■ Exercise objective ■
Everything in the entries except the pictures should be repeated exactly.

■ Data in this exercise ■
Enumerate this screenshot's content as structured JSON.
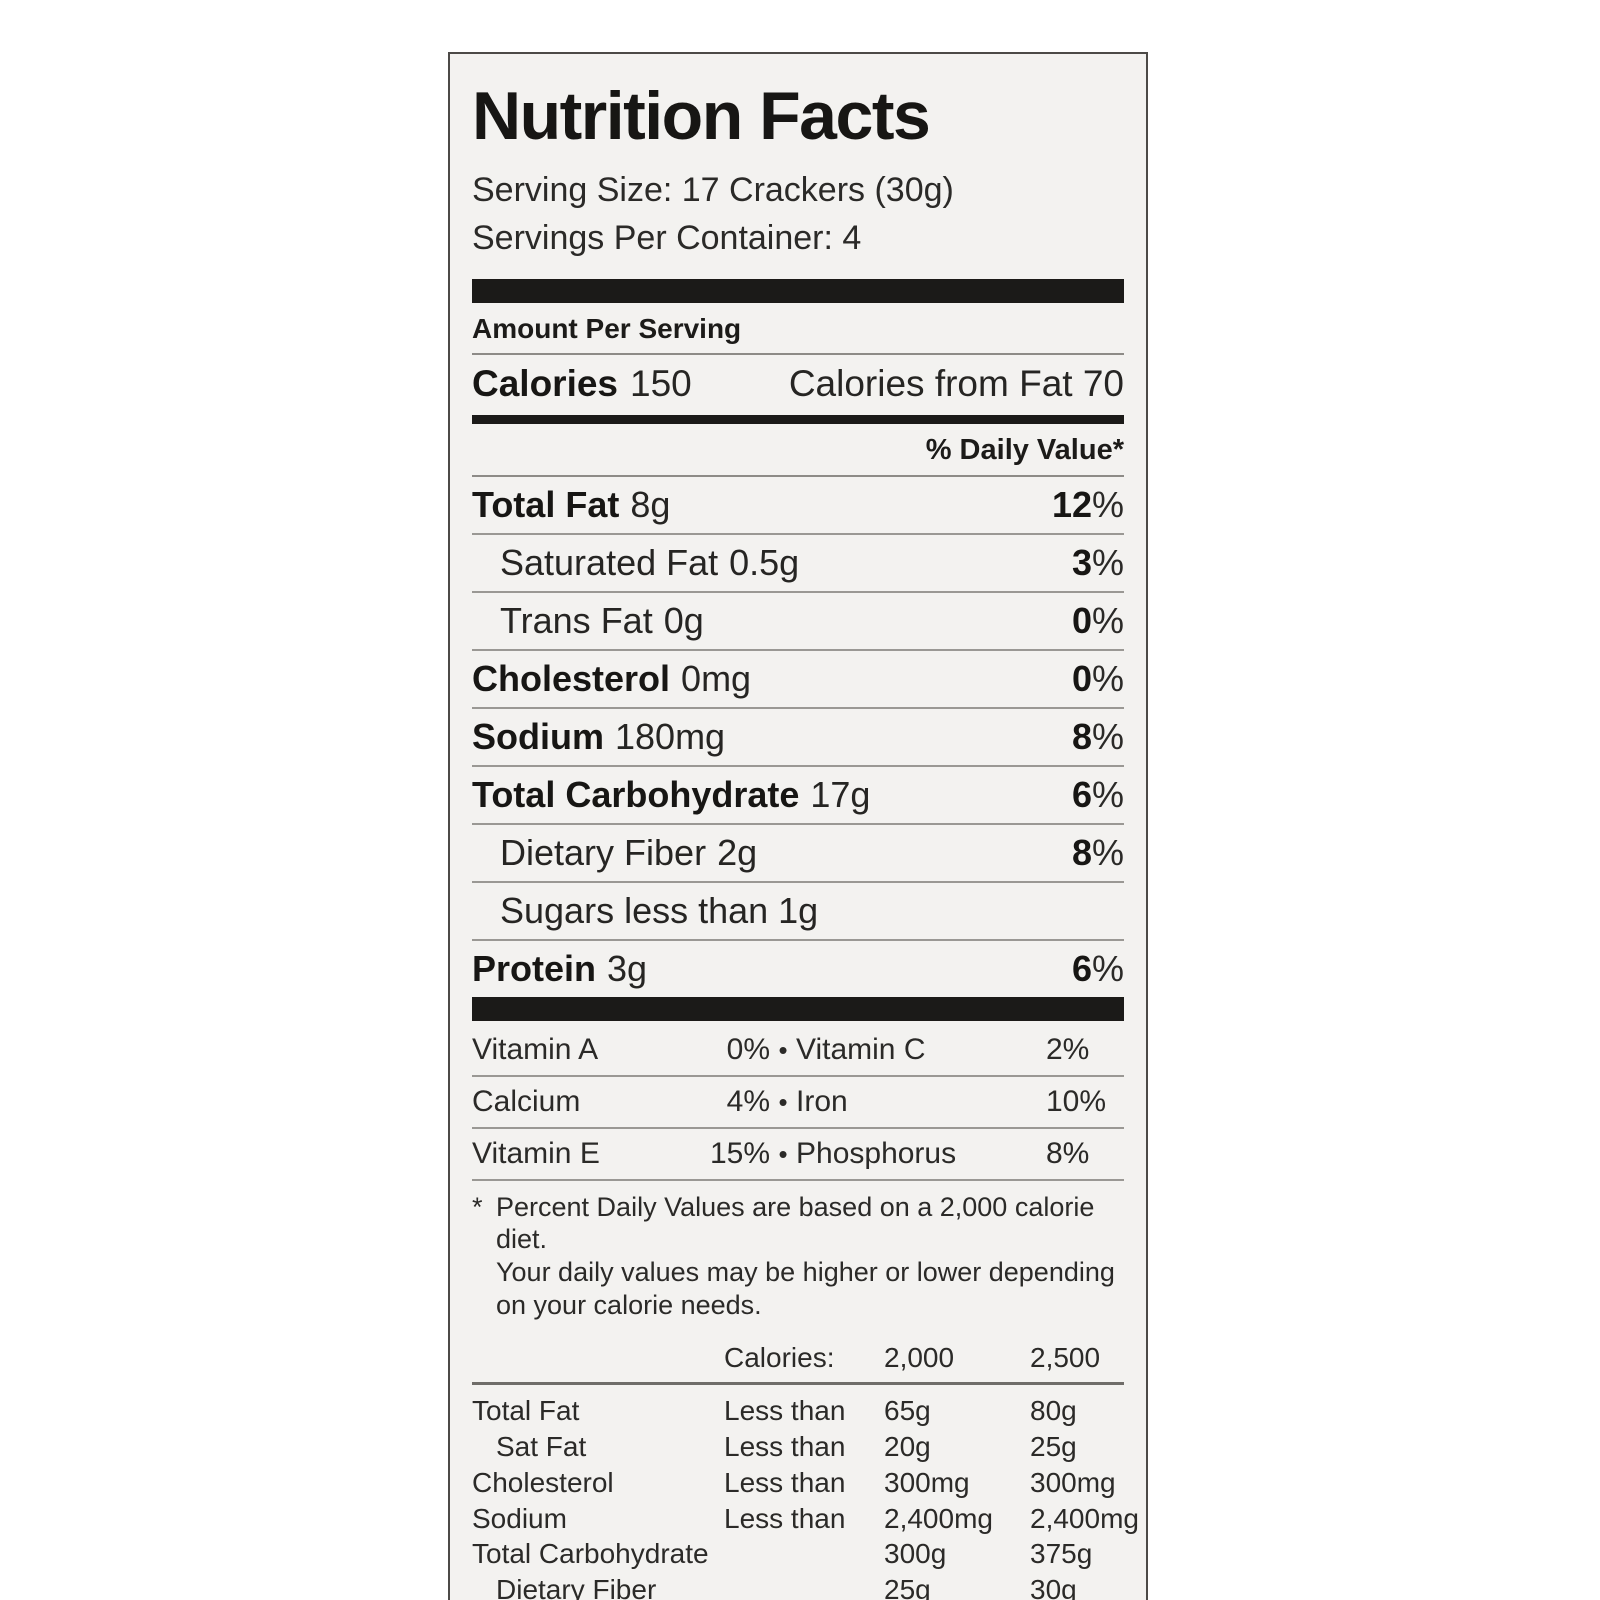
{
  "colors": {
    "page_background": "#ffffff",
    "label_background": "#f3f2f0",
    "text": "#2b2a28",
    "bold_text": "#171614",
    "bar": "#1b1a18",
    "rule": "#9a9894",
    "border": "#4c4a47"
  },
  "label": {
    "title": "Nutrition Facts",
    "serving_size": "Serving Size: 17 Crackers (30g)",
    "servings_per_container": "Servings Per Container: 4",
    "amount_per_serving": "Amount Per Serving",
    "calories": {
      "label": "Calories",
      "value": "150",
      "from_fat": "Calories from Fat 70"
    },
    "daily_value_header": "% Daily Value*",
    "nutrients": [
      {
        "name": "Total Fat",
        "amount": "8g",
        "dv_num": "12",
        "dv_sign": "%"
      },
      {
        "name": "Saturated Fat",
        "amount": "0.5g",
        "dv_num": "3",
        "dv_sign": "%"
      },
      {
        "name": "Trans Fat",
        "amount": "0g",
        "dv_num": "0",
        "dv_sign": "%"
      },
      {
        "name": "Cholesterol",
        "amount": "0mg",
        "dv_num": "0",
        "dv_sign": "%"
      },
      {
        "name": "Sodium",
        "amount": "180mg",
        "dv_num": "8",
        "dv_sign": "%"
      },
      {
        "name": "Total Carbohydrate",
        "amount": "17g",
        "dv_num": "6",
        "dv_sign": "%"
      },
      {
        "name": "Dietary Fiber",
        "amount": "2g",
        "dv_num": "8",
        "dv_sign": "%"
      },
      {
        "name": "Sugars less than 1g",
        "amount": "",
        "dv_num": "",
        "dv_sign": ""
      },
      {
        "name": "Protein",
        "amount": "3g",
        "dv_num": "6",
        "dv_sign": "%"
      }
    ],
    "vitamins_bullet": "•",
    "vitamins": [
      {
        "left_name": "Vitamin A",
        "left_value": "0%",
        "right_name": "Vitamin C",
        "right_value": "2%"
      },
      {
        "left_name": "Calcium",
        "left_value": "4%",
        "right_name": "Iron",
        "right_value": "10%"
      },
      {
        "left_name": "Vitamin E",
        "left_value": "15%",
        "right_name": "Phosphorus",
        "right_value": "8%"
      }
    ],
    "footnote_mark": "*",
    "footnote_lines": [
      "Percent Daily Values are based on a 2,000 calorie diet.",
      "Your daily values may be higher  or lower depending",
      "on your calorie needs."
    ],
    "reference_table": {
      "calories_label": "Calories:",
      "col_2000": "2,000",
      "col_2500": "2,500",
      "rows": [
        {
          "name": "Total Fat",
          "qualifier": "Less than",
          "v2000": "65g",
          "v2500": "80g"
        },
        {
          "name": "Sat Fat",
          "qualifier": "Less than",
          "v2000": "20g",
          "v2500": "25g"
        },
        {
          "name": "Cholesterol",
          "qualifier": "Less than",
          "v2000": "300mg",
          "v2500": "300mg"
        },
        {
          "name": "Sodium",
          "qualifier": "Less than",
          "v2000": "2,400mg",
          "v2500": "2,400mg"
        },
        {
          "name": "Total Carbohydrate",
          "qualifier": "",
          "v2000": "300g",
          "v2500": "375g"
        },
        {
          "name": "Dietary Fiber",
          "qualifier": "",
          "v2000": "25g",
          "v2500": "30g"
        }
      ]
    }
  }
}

■ Answer box ■
Enumerate this screenshot's content as structured JSON.
{
  "colors": {
    "page_background": "#ffffff",
    "label_background": "#f3f2f0",
    "text": "#2b2a28",
    "bold_text": "#171614",
    "bar": "#1b1a18",
    "rule": "#9a9894",
    "border": "#4c4a47"
  },
  "label": {
    "title": "Nutrition Facts",
    "serving_size": "Serving Size: 17 Crackers (30g)",
    "servings_per_container": "Servings Per Container: 4",
    "amount_per_serving": "Amount Per Serving",
    "calories": {
      "label": "Calories",
      "value": "150",
      "from_fat": "Calories from Fat 70"
    },
    "daily_value_header": "% Daily Value*",
    "nutrients": [
      {
        "name": "Total Fat",
        "amount": "8g",
        "dv_num": "12",
        "dv_sign": "%"
      },
      {
        "name": "Saturated Fat",
        "amount": "0.5g",
        "dv_num": "3",
        "dv_sign": "%"
      },
      {
        "name": "Trans Fat",
        "amount": "0g",
        "dv_num": "0",
        "dv_sign": "%"
      },
      {
        "name": "Cholesterol",
        "amount": "0mg",
        "dv_num": "0",
        "dv_sign": "%"
      },
      {
        "name": "Sodium",
        "amount": "180mg",
        "dv_num": "8",
        "dv_sign": "%"
      },
      {
        "name": "Total Carbohydrate",
        "amount": "17g",
        "dv_num": "6",
        "dv_sign": "%"
      },
      {
        "name": "Dietary Fiber",
        "amount": "2g",
        "dv_num": "8",
        "dv_sign": "%"
      },
      {
        "name": "Sugars less than 1g",
        "amount": "",
        "dv_num": "",
        "dv_sign": ""
      },
      {
        "name": "Protein",
        "amount": "3g",
        "dv_num": "6",
        "dv_sign": "%"
      }
    ],
    "vitamins_bullet": "•",
    "vitamins": [
      {
        "left_name": "Vitamin A",
        "left_value": "0%",
        "right_name": "Vitamin C",
        "right_value": "2%"
      },
      {
        "left_name": "Calcium",
        "left_value": "4%",
        "right_name": "Iron",
        "right_value": "10%"
      },
      {
        "left_name": "Vitamin E",
        "left_value": "15%",
        "right_name": "Phosphorus",
        "right_value": "8%"
      }
    ],
    "footnote_mark": "*",
    "footnote_lines": [
      "Percent Daily Values are based on a 2,000 calorie diet.",
      "Your daily values may be higher  or lower depending",
      "on your calorie needs."
    ],
    "reference_table": {
      "calories_label": "Calories:",
      "col_2000": "2,000",
      "col_2500": "2,500",
      "rows": [
        {
          "name": "Total Fat",
          "qualifier": "Less than",
          "v2000": "65g",
          "v2500": "80g"
        },
        {
          "name": "Sat Fat",
          "qualifier": "Less than",
          "v2000": "20g",
          "v2500": "25g"
        },
        {
          "name": "Cholesterol",
          "qualifier": "Less than",
          "v2000": "300mg",
          "v2500": "300mg"
        },
        {
          "name": "Sodium",
          "qualifier": "Less than",
          "v2000": "2,400mg",
          "v2500": "2,400mg"
        },
        {
          "name": "Total Carbohydrate",
          "qualifier": "",
          "v2000": "300g",
          "v2500": "375g"
        },
        {
          "name": "Dietary Fiber",
          "qualifier": "",
          "v2000": "25g",
          "v2500": "30g"
        }
      ]
    }
  }
}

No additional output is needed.